Required task:
Look over the entries that follow and work out how many lines contain "this". State the number only.

Entries provided:

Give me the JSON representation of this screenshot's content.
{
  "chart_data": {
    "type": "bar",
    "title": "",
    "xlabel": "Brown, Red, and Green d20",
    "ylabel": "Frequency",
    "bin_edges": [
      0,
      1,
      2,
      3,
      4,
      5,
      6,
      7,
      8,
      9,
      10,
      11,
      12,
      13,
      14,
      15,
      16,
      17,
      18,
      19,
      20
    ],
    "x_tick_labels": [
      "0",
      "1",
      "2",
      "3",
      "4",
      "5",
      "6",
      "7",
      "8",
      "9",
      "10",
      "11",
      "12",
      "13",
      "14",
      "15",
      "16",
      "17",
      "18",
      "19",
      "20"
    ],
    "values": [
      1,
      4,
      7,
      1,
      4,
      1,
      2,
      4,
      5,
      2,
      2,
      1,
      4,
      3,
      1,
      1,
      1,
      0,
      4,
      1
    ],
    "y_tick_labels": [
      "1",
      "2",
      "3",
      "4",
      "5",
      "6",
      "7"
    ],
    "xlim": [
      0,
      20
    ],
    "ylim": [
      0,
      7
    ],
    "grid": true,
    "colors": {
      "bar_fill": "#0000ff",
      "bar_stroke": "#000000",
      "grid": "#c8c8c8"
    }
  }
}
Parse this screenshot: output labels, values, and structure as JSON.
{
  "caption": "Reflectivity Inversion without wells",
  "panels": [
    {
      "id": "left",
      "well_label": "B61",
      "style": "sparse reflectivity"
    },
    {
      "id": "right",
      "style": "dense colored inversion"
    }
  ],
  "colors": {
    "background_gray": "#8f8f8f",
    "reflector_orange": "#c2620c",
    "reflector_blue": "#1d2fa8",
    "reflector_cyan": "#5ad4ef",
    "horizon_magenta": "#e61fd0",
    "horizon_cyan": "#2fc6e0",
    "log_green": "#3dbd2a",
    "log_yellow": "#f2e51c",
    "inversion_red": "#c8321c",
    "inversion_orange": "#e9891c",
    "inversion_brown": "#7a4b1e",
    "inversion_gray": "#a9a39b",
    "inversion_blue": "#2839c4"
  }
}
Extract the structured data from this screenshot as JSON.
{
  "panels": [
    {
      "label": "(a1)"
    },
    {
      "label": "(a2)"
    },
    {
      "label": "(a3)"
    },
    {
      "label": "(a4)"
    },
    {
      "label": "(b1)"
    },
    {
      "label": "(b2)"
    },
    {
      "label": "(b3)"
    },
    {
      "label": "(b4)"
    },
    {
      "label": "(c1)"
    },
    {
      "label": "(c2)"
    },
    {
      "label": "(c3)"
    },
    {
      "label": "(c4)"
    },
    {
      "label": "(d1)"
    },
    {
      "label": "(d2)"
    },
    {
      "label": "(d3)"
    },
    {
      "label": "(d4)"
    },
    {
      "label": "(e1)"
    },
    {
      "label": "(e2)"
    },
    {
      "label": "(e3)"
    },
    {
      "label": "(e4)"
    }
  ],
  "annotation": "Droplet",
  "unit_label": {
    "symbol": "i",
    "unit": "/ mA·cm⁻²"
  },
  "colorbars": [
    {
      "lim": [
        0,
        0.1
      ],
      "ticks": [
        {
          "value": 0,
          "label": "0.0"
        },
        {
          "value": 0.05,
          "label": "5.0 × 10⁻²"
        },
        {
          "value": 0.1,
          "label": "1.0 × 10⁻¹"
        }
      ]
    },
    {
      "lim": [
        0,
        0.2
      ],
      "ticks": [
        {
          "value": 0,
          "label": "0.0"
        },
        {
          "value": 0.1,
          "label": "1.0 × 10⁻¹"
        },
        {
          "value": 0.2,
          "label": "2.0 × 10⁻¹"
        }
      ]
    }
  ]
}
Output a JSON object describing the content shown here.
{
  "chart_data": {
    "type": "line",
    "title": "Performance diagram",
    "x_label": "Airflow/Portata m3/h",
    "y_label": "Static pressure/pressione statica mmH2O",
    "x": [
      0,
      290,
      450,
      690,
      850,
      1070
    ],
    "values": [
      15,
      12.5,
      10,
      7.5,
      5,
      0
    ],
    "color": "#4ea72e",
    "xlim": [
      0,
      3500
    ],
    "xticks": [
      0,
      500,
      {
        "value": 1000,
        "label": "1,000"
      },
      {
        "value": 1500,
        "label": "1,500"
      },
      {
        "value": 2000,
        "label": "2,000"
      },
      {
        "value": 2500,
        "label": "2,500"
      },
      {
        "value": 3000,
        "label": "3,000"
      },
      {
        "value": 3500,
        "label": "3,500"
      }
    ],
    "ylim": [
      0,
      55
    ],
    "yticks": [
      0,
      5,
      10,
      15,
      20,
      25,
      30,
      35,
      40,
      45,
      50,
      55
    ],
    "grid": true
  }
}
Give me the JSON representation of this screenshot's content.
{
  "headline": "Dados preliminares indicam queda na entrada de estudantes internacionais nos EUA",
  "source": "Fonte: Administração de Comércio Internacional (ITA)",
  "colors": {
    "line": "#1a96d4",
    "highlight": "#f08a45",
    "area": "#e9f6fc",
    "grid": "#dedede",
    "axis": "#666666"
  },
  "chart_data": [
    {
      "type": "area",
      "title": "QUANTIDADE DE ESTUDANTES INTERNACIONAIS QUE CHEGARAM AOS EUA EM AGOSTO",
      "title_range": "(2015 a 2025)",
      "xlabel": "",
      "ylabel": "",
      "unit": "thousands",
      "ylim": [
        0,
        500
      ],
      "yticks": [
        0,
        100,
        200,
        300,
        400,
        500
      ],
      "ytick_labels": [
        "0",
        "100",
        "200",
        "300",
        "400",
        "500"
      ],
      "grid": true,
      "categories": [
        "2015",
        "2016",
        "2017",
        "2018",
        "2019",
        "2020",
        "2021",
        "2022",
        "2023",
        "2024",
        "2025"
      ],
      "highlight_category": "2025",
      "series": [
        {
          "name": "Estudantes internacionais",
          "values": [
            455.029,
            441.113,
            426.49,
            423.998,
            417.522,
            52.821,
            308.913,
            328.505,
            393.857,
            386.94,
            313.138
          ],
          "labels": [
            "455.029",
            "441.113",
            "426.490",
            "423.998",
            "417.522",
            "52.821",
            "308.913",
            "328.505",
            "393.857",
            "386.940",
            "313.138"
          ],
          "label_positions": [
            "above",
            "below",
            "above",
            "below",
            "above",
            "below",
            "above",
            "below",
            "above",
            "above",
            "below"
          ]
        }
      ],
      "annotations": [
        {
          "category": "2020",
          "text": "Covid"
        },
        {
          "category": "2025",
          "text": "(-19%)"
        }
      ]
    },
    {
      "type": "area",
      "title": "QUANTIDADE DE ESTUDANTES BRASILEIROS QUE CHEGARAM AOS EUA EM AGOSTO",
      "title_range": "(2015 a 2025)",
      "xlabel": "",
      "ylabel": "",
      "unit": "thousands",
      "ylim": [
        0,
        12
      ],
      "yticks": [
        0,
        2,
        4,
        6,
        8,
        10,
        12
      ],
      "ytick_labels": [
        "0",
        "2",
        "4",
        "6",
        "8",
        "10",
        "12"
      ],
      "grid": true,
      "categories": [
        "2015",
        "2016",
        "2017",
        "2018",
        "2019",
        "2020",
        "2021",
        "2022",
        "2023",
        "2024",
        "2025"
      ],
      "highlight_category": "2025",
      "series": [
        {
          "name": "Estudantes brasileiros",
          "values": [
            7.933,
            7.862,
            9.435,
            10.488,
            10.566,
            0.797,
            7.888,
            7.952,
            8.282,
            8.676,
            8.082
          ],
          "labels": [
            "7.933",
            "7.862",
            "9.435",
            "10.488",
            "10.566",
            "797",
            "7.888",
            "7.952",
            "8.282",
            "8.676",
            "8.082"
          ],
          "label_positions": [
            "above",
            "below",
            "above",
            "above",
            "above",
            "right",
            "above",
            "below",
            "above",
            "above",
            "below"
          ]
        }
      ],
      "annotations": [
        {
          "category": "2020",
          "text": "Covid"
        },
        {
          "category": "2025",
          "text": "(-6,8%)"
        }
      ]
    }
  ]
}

Response to the exercise:
4